## Some records:
————————

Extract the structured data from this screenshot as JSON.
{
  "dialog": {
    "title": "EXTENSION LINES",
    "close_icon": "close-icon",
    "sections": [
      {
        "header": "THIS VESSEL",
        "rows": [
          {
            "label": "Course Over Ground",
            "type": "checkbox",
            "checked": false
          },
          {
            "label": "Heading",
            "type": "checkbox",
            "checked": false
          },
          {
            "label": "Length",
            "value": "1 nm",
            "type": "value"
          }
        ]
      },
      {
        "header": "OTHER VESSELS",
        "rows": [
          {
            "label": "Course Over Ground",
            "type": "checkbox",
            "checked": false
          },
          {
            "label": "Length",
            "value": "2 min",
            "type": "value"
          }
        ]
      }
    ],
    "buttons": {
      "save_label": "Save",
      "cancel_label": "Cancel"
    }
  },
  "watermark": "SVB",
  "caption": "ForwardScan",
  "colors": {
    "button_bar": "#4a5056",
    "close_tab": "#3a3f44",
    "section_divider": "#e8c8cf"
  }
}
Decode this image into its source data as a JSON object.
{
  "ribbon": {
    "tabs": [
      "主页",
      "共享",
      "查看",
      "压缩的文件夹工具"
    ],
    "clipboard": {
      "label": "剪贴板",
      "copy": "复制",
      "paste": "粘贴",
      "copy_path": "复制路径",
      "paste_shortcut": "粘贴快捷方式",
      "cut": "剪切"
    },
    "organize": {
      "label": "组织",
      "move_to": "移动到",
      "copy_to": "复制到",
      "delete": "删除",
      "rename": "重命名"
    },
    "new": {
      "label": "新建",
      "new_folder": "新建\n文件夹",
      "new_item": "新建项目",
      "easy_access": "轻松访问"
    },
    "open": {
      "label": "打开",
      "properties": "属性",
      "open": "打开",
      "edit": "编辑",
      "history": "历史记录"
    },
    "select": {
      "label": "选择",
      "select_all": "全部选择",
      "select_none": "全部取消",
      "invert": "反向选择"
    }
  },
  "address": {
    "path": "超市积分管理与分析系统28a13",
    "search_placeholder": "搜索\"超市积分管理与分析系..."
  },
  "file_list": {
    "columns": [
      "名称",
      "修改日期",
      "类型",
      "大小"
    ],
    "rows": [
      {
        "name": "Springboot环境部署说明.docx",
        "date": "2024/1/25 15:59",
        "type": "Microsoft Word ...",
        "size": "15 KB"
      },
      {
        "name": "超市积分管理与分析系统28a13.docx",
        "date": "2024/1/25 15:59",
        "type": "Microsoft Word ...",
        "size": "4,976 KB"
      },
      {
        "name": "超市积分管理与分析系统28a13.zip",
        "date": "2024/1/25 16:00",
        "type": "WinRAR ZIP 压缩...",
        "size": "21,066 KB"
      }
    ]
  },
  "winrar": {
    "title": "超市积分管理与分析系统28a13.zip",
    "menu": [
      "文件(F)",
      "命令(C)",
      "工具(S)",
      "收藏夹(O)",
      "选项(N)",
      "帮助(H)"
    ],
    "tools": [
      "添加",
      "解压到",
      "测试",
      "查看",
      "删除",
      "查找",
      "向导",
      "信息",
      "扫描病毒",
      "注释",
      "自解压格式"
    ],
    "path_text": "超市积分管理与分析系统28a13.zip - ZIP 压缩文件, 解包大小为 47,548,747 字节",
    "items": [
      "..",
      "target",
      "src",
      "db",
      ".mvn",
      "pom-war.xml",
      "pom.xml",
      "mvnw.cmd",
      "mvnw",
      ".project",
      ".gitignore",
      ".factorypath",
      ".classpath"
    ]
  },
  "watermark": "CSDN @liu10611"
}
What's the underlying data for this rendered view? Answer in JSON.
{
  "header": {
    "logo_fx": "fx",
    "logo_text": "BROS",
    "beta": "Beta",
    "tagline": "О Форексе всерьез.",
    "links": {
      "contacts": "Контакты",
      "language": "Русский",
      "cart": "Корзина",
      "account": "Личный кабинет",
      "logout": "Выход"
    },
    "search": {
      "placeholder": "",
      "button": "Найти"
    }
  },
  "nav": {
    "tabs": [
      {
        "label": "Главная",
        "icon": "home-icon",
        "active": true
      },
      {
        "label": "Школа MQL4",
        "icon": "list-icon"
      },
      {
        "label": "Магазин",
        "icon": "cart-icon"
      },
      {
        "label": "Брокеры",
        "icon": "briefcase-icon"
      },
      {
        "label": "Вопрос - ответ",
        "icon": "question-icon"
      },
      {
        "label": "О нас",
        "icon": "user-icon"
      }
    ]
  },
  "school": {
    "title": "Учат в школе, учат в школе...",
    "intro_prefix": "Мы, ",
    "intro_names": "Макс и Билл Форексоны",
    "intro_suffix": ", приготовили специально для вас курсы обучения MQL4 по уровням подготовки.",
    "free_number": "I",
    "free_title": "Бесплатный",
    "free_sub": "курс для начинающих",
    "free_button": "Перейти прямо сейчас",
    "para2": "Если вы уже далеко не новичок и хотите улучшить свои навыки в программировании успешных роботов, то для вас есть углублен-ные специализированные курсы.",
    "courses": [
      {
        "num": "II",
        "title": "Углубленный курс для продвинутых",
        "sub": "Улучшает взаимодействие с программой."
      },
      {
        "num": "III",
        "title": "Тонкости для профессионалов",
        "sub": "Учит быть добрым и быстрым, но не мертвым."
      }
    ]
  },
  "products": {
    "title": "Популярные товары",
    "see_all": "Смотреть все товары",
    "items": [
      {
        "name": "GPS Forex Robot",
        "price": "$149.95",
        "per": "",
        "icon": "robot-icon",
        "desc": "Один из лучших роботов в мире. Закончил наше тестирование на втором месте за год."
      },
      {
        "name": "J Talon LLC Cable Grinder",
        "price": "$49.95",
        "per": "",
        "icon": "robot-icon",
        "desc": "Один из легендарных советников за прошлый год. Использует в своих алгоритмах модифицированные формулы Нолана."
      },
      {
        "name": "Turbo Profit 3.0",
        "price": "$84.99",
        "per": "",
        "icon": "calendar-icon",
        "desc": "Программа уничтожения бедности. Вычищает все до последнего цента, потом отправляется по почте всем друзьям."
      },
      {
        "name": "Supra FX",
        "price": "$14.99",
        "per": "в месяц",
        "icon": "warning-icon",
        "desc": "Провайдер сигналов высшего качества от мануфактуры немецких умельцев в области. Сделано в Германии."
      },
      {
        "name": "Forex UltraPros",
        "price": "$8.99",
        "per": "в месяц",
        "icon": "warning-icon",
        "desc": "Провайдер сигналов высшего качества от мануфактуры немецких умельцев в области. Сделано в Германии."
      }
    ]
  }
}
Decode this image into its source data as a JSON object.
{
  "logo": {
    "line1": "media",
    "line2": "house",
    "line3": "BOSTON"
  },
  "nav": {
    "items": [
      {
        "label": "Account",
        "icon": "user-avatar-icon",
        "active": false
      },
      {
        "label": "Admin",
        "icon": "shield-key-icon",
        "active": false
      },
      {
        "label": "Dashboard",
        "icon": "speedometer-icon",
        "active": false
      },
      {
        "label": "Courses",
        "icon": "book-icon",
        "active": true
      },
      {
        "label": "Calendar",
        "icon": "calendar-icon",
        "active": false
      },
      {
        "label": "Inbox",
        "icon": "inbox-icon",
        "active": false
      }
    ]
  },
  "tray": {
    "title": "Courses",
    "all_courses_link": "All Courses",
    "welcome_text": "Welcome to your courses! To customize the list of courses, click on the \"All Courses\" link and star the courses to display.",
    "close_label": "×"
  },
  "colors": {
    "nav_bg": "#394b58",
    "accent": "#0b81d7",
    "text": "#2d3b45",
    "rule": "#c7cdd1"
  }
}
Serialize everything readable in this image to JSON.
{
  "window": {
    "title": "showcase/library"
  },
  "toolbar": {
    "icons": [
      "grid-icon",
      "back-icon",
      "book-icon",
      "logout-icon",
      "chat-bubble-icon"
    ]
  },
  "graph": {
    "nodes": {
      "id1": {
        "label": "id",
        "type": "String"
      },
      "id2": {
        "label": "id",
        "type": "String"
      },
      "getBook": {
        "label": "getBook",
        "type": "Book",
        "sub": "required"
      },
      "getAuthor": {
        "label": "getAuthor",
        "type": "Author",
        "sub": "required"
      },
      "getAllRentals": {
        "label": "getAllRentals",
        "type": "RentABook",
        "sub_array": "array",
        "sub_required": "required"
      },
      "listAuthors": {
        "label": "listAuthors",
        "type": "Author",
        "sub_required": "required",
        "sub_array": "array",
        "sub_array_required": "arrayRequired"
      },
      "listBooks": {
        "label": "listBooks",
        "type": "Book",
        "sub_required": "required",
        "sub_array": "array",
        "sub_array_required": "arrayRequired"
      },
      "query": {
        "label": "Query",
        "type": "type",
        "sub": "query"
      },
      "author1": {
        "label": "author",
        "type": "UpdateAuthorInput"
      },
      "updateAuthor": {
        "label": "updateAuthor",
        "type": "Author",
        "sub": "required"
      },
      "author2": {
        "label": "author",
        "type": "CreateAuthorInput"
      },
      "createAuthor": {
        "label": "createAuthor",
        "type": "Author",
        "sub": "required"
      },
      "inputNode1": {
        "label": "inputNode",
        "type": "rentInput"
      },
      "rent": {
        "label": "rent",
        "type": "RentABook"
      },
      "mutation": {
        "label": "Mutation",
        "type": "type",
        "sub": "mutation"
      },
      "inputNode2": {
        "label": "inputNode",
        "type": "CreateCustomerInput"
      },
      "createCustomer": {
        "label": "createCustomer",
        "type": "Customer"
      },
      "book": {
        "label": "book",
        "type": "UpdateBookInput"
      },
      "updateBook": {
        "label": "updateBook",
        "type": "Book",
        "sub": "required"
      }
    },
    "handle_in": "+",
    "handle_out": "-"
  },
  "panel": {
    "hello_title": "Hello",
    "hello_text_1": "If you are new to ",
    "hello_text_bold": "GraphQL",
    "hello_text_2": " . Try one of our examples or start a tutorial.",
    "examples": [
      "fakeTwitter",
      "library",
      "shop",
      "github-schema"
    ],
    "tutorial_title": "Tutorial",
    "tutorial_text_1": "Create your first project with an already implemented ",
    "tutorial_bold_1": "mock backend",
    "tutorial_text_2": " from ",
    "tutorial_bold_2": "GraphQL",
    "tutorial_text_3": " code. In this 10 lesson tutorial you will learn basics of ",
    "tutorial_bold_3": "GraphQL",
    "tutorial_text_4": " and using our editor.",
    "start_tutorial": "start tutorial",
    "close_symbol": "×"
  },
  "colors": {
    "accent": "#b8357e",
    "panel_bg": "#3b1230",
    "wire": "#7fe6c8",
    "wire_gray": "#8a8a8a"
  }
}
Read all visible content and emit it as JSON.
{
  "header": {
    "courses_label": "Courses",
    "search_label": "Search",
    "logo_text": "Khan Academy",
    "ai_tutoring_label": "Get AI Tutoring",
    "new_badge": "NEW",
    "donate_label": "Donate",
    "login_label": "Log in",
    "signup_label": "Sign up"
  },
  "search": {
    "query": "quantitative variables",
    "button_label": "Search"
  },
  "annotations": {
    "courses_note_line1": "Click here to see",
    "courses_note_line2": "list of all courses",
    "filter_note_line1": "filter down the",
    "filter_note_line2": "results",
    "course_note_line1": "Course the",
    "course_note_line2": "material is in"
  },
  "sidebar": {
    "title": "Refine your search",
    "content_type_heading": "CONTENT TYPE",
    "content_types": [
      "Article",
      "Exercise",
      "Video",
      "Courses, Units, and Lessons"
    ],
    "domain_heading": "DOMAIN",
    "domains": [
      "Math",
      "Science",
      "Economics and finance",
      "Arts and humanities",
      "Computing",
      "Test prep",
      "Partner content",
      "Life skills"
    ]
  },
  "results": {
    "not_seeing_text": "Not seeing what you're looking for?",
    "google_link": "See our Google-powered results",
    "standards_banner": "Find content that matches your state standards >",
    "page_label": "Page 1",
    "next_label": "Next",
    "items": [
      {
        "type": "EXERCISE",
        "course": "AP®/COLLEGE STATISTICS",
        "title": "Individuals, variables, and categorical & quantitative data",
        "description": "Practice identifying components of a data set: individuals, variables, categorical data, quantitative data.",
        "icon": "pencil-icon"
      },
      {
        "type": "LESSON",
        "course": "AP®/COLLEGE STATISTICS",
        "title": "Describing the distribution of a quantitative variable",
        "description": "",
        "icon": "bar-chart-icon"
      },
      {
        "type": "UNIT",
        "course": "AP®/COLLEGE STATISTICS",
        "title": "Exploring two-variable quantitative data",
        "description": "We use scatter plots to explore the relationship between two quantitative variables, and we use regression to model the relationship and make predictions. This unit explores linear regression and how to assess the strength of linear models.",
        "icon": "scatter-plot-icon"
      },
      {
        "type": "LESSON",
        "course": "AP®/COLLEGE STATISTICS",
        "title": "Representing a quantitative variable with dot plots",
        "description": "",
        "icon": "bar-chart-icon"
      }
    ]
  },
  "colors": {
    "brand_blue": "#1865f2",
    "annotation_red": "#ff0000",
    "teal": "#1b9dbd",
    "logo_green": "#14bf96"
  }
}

————————

## Work instructions:
Copy each line of the data above that holds "header".

## Finished answer:
        "header": "THIS VESSEL",
        "header": "OTHER VESSELS",
  "header": {
  "header": {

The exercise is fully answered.